TASK TO CARRY OUT =>
Which lines in the material below contain the word "Pelagi"? Copy each of them.

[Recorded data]

□ □ □ □ □ □ □

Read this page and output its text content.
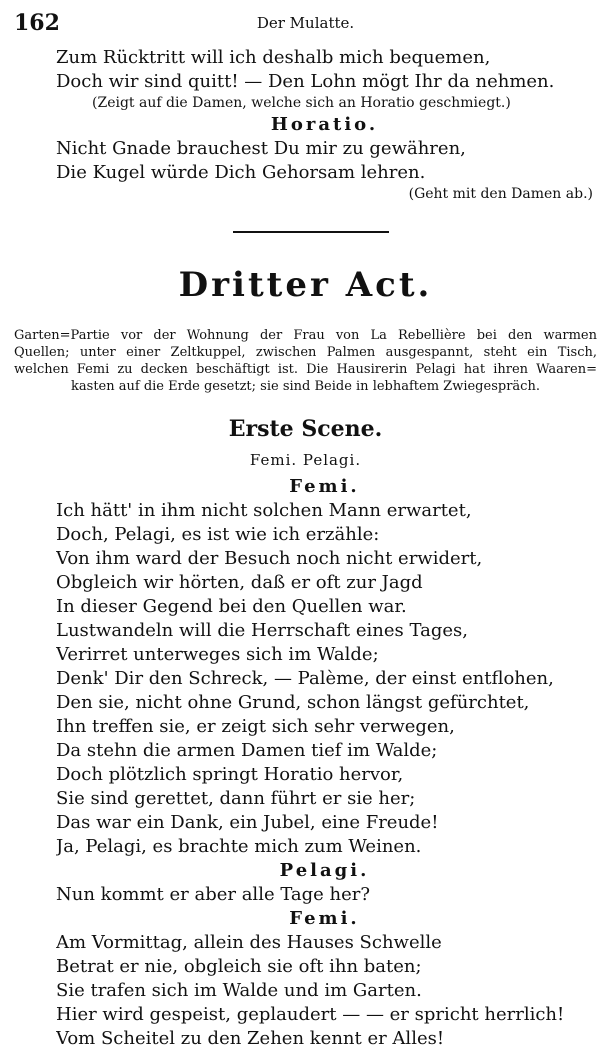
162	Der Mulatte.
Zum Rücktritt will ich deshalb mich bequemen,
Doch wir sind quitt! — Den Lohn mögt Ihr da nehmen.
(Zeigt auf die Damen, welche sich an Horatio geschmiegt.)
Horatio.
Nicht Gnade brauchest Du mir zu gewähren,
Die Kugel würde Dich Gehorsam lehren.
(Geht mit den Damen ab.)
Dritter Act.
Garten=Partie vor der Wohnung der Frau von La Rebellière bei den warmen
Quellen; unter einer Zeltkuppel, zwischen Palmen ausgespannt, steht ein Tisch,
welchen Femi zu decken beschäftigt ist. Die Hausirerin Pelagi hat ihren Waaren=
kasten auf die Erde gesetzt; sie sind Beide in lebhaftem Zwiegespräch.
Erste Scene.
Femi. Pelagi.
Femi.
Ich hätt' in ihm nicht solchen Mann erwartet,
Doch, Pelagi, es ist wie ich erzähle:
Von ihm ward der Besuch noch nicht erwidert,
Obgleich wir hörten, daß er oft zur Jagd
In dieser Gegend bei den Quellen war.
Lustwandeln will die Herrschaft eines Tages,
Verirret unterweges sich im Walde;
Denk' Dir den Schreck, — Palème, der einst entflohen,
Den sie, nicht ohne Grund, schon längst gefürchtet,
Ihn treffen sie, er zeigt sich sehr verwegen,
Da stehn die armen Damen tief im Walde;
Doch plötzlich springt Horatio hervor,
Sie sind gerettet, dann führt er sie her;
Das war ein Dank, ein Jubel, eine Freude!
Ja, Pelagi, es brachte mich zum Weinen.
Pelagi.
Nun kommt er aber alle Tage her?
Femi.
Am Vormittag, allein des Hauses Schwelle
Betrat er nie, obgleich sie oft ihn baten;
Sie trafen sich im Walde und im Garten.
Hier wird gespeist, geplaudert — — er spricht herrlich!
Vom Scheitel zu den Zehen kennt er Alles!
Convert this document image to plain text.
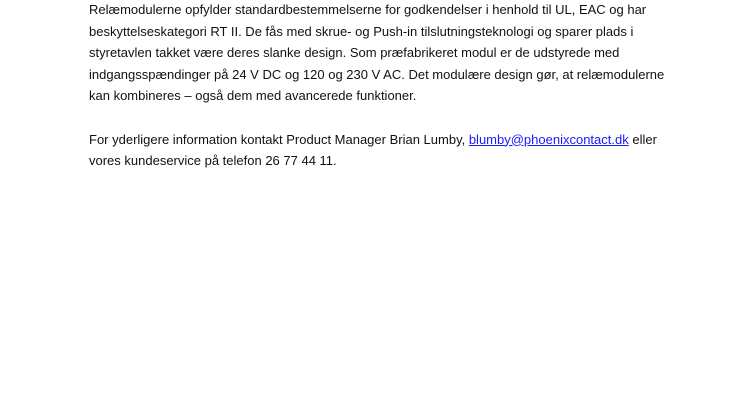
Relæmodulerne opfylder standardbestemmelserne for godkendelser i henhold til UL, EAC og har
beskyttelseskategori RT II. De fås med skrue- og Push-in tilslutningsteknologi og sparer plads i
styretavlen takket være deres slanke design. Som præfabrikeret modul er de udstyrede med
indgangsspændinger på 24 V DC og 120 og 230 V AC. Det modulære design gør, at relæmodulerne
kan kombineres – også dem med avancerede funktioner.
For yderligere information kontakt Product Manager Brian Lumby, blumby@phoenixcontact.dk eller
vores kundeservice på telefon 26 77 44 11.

□ □ □ □ □ □ □

THE COMPLETED TASK =>
welchen Femi zu decken beschäftigt ist. Die Hausirerin Pelagi hat ihren Waaren=
Femi. Pelagi.
Doch, Pelagi, es ist wie ich erzähle:
Ja, Pelagi, es brachte mich zum Weinen.
Pelagi.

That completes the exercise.